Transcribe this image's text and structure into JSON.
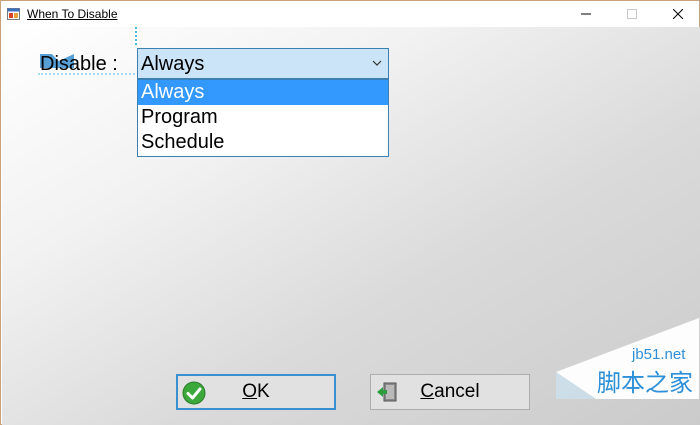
{
  "window": {
    "title": "When To Disable",
    "controls": {
      "minimize": "—",
      "maximize": "☐",
      "close": "✕"
    }
  },
  "form": {
    "disable_label": "Disable :",
    "combo": {
      "value": "Always",
      "options": [
        "Always",
        "Program",
        "Schedule"
      ],
      "selected_index": 0
    }
  },
  "buttons": {
    "ok": {
      "label": "OK",
      "mnemonic": "O",
      "rest": "K",
      "icon": "check-icon"
    },
    "cancel": {
      "label": "Cancel",
      "mnemonic": "C",
      "rest": "ancel",
      "icon": "exit-door-icon"
    }
  },
  "watermark": {
    "line1": "jb51.net",
    "line2": "脚本之家"
  },
  "colors": {
    "selection": "#3399ff",
    "combo_bg": "#cce4f7",
    "focus_border": "#3a8fd0",
    "watermark": "#2c8fd8"
  }
}
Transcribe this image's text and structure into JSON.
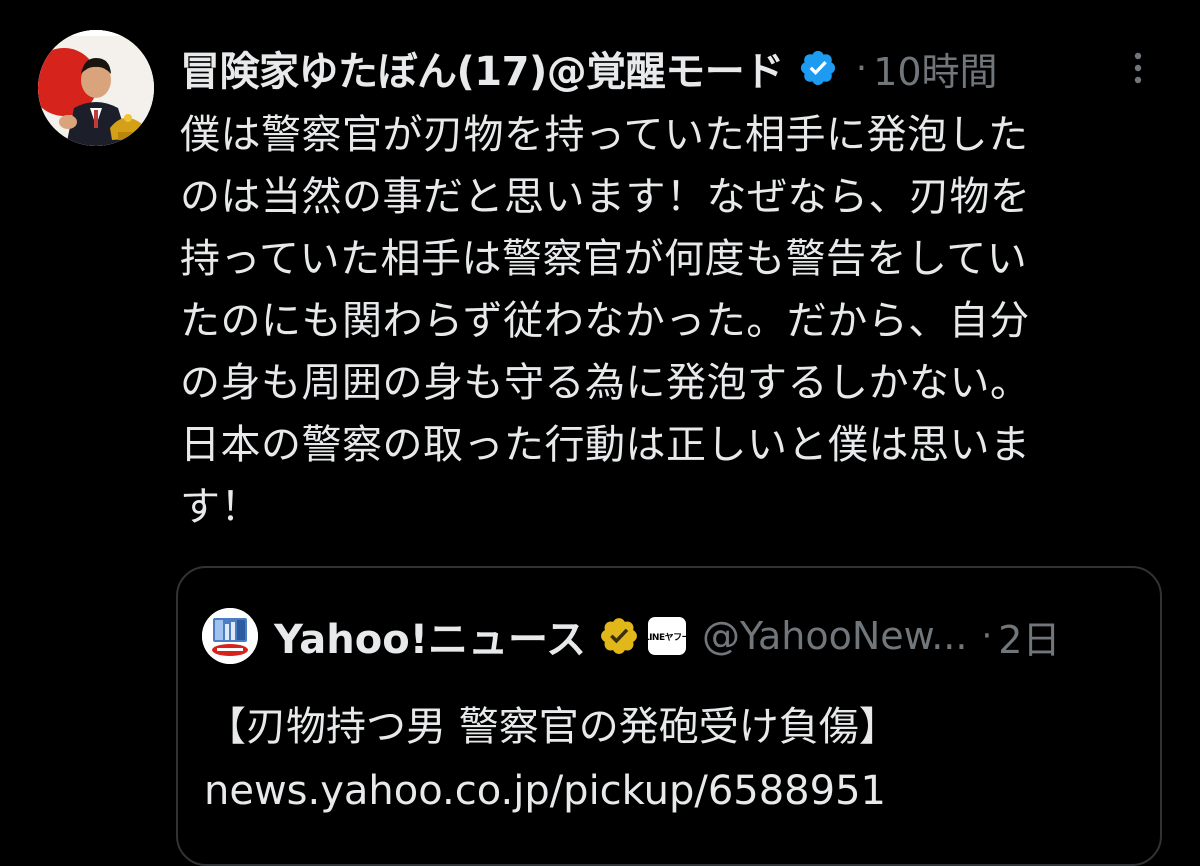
{
  "tweet": {
    "author": {
      "display_name": "冒険家ゆたぼん(17)@覚醒モード",
      "verified_icon": "verified-badge-icon",
      "avatar_icon": "avatar"
    },
    "dot": "·",
    "time": "10時間",
    "more_icon": "more-vertical-icon",
    "text": "僕は警察官が刃物を持っていた相手に発泡した\nのは当然の事だと思います！なぜなら、刃物を\n持っていた相手は警察官が何度も警告をしてい\nたのにも関わらず従わなかった。だから、自分\nの身も周囲の身も守る為に発泡するしかない。\n日本の警察の取った行動は正しいと僕は思いま\nす！"
  },
  "quote": {
    "author": {
      "display_name": "Yahoo!ニュース",
      "badge_icon": "gold-verified-badge-icon",
      "affiliation_label": "LINEヤフー",
      "handle": "@YahooNew..."
    },
    "dot": "·",
    "time": "2日",
    "headline": "【刃物持つ男 警察官の発砲受け負傷】",
    "link": "news.yahoo.co.jp/pickup/6588951"
  },
  "colors": {
    "background": "#000000",
    "text": "#e7e9ea",
    "secondary": "#71767b",
    "verified_blue": "#1d9bf0",
    "gold_badge": "#e2b719",
    "border": "#2f3336"
  }
}
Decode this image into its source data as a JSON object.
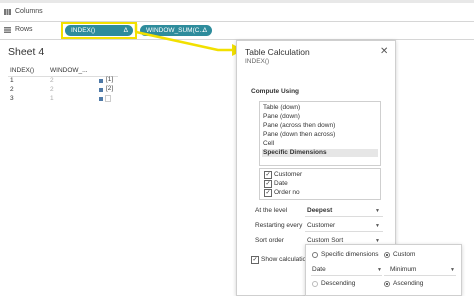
{
  "shelves": {
    "columns_label": "Columns",
    "rows_label": "Rows",
    "pill1": "INDEX()",
    "pill2": "WINDOW_SUM(C...",
    "delta": "Δ"
  },
  "sheet": {
    "title": "Sheet 4",
    "col1": "INDEX()",
    "col2": "WINDOW_...",
    "rows": [
      {
        "index": "1",
        "value": "2",
        "bracket": "[1]"
      },
      {
        "index": "2",
        "value": "2",
        "bracket": "[2]"
      },
      {
        "index": "3",
        "value": "1",
        "bracket": ""
      }
    ]
  },
  "panel": {
    "title": "Table Calculation",
    "subtitle": "INDEX()",
    "compute_using": "Compute Using",
    "options": [
      "Table (down)",
      "Pane (down)",
      "Pane (across then down)",
      "Pane (down then across)",
      "Cell",
      "Specific Dimensions"
    ],
    "dimensions": [
      "Customer",
      "Date",
      "Order no"
    ],
    "at_level_label": "At the level",
    "at_level_value": "Deepest",
    "restarting_label": "Restarting every",
    "restarting_value": "Customer",
    "sort_label": "Sort order",
    "sort_value": "Custom Sort",
    "show_calc": "Show calculatio"
  },
  "popup": {
    "specific": "Specific dimensions",
    "custom": "Custom",
    "field": "Date",
    "agg": "Minimum",
    "descending": "Descending",
    "ascending": "Ascending"
  },
  "colors": {
    "pill": "#2e8c9c",
    "highlight": "#f2e000",
    "accent": "#4e79a7"
  }
}
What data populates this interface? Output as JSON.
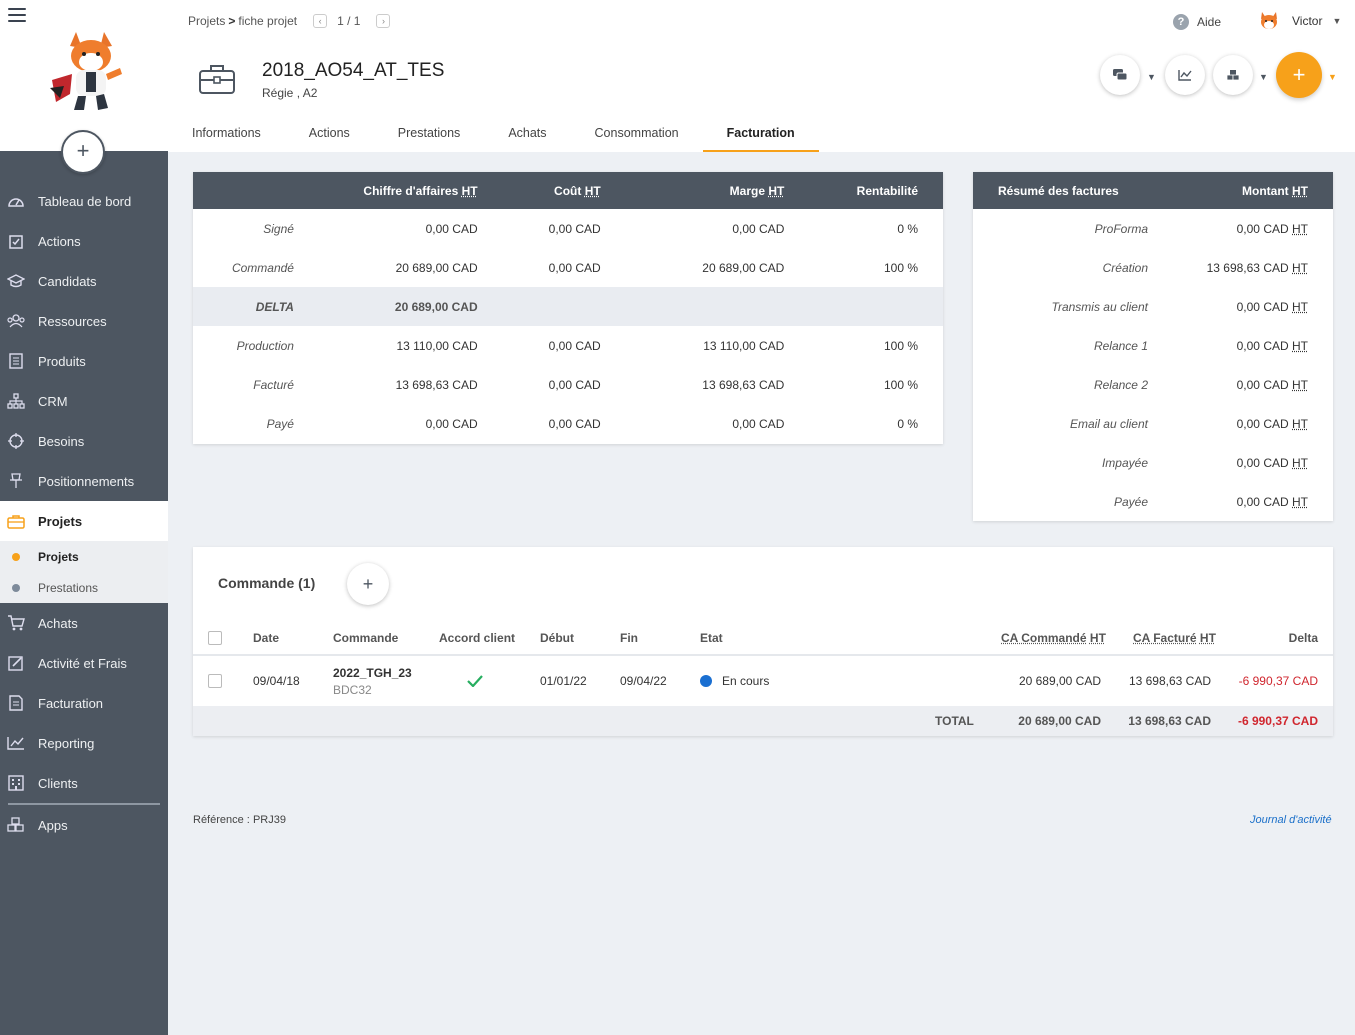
{
  "breadcrumb": {
    "parent": "Projets",
    "separator": ">",
    "current": "fiche projet",
    "page_count": "1 / 1"
  },
  "topbar": {
    "help_label": "Aide",
    "user_name": "Victor"
  },
  "project": {
    "title": "2018_AO54_AT_TES",
    "subtitle_prefix": "Régie ,",
    "subtitle_value": "A2"
  },
  "tabs": [
    "Informations",
    "Actions",
    "Prestations",
    "Achats",
    "Consommation",
    "Facturation"
  ],
  "active_tab": "Facturation",
  "sidebar": {
    "items": [
      {
        "label": "Tableau de bord",
        "icon": "dashboard-icon"
      },
      {
        "label": "Actions",
        "icon": "actions-icon"
      },
      {
        "label": "Candidats",
        "icon": "candidates-icon"
      },
      {
        "label": "Ressources",
        "icon": "resources-icon"
      },
      {
        "label": "Produits",
        "icon": "products-icon"
      },
      {
        "label": "CRM",
        "icon": "crm-icon"
      },
      {
        "label": "Besoins",
        "icon": "needs-icon"
      },
      {
        "label": "Positionnements",
        "icon": "positioning-icon"
      },
      {
        "label": "Projets",
        "icon": "briefcase-icon"
      },
      {
        "label": "Achats",
        "icon": "cart-icon"
      },
      {
        "label": "Activité et Frais",
        "icon": "activity-icon"
      },
      {
        "label": "Facturation",
        "icon": "invoice-icon"
      },
      {
        "label": "Reporting",
        "icon": "reporting-icon"
      },
      {
        "label": "Clients",
        "icon": "clients-icon"
      },
      {
        "label": "Apps",
        "icon": "apps-icon"
      }
    ],
    "sub_items": [
      "Projets",
      "Prestations"
    ]
  },
  "financial": {
    "headers": {
      "ca": "Chiffre d'affaires",
      "cout": "Coût",
      "marge": "Marge",
      "ht": "HT",
      "rentabilite": "Rentabilité"
    },
    "rows": [
      {
        "label": "Signé",
        "ca": "0,00 CAD",
        "cout": "0,00 CAD",
        "marge": "0,00 CAD",
        "rent": "0 %"
      },
      {
        "label": "Commandé",
        "ca": "20 689,00 CAD",
        "cout": "0,00 CAD",
        "marge": "20 689,00 CAD",
        "rent": "100 %"
      },
      {
        "label": "DELTA",
        "ca": "20 689,00 CAD",
        "cout": "",
        "marge": "",
        "rent": ""
      },
      {
        "label": "Production",
        "ca": "13 110,00 CAD",
        "cout": "0,00 CAD",
        "marge": "13 110,00 CAD",
        "rent": "100 %"
      },
      {
        "label": "Facturé",
        "ca": "13 698,63 CAD",
        "cout": "0,00 CAD",
        "marge": "13 698,63 CAD",
        "rent": "100 %"
      },
      {
        "label": "Payé",
        "ca": "0,00 CAD",
        "cout": "0,00 CAD",
        "marge": "0,00 CAD",
        "rent": "0 %"
      }
    ]
  },
  "summary": {
    "title": "Résumé des factures",
    "amount_header": "Montant",
    "ht": "HT",
    "rows": [
      {
        "label": "ProForma",
        "amount": "0,00 CAD"
      },
      {
        "label": "Création",
        "amount": "13 698,63 CAD"
      },
      {
        "label": "Transmis au client",
        "amount": "0,00 CAD"
      },
      {
        "label": "Relance 1",
        "amount": "0,00 CAD"
      },
      {
        "label": "Relance 2",
        "amount": "0,00 CAD"
      },
      {
        "label": "Email au client",
        "amount": "0,00 CAD"
      },
      {
        "label": "Impayée",
        "amount": "0,00 CAD"
      },
      {
        "label": "Payée",
        "amount": "0,00 CAD"
      }
    ]
  },
  "orders": {
    "title": "Commande (1)",
    "headers": {
      "date": "Date",
      "commande": "Commande",
      "accord": "Accord client",
      "debut": "Début",
      "fin": "Fin",
      "etat": "Etat",
      "ca_commande": "CA Commandé",
      "ca_facture": "CA Facturé",
      "ht": "HT",
      "delta": "Delta"
    },
    "rows": [
      {
        "date": "09/04/18",
        "commande": "2022_TGH_23",
        "ref": "BDC32",
        "debut": "01/01/22",
        "fin": "09/04/22",
        "etat": "En cours",
        "etat_color": "#1a6fd1",
        "ca_commande": "20 689,00 CAD",
        "ca_facture": "13 698,63 CAD",
        "delta": "-6 990,37 CAD"
      }
    ],
    "total": {
      "label": "TOTAL",
      "ca_commande": "20 689,00 CAD",
      "ca_facture": "13 698,63 CAD",
      "delta": "-6 990,37 CAD"
    }
  },
  "footer": {
    "reference_label": "Référence :",
    "reference_value": "PRJ39",
    "journal_link": "Journal d'activité"
  },
  "colors": {
    "accent": "#f7a11a",
    "sidebar": "#4d5661",
    "negative": "#d0262e",
    "ok": "#27ae60"
  }
}
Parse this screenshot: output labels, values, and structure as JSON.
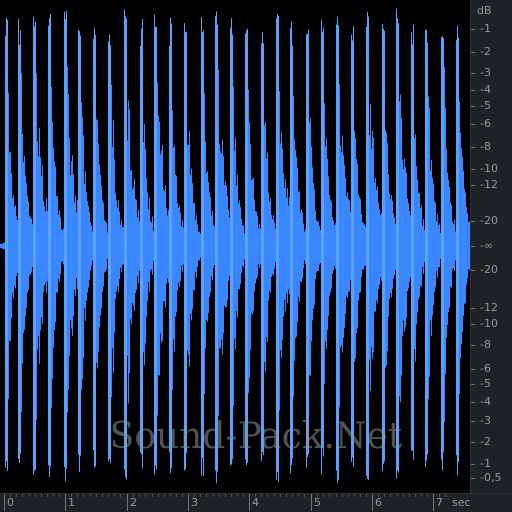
{
  "colors": {
    "waveform": "#3a86ff",
    "waveform_edge": "#5aa0ff",
    "background": "#000000",
    "ruler_bg": "#1e2226",
    "ruler_text": "#8e969e"
  },
  "db_ruler": {
    "unit": "dB",
    "top_labels": [
      "-1",
      "-2",
      "-3",
      "-4",
      "-5",
      "-6",
      "-8",
      "-10",
      "-12",
      "-20"
    ],
    "center_label": "-∞",
    "bottom_labels": [
      "-20",
      "-12",
      "-10",
      "-8",
      "-6",
      "-5",
      "-4",
      "-3",
      "-2",
      "-1",
      "-0,5"
    ]
  },
  "time_ruler": {
    "unit": "sec",
    "labels": [
      "0",
      "1",
      "2",
      "3",
      "4",
      "5",
      "6",
      "7"
    ]
  },
  "watermark": "Sound-Pack.Net",
  "waveform": {
    "hits_seconds": [
      0.02,
      0.24,
      0.48,
      0.73,
      0.98,
      1.22,
      1.46,
      1.71,
      1.96,
      2.22,
      2.46,
      2.7,
      2.95,
      3.22,
      3.45,
      3.69,
      3.94,
      4.2,
      4.44,
      4.68,
      4.93,
      5.18,
      5.42,
      5.67,
      5.91,
      6.17,
      6.4,
      6.64,
      6.88,
      7.14,
      7.38,
      7.62
    ],
    "strong_hits_seconds": [
      0.48,
      0.98,
      1.96,
      2.46,
      3.45,
      4.44,
      5.42,
      5.91,
      6.4
    ]
  }
}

::::

Pull out the lines above in which the word "Facturé" appears.

        "label": "Facturé",
      "ca_facture": "CA Facturé",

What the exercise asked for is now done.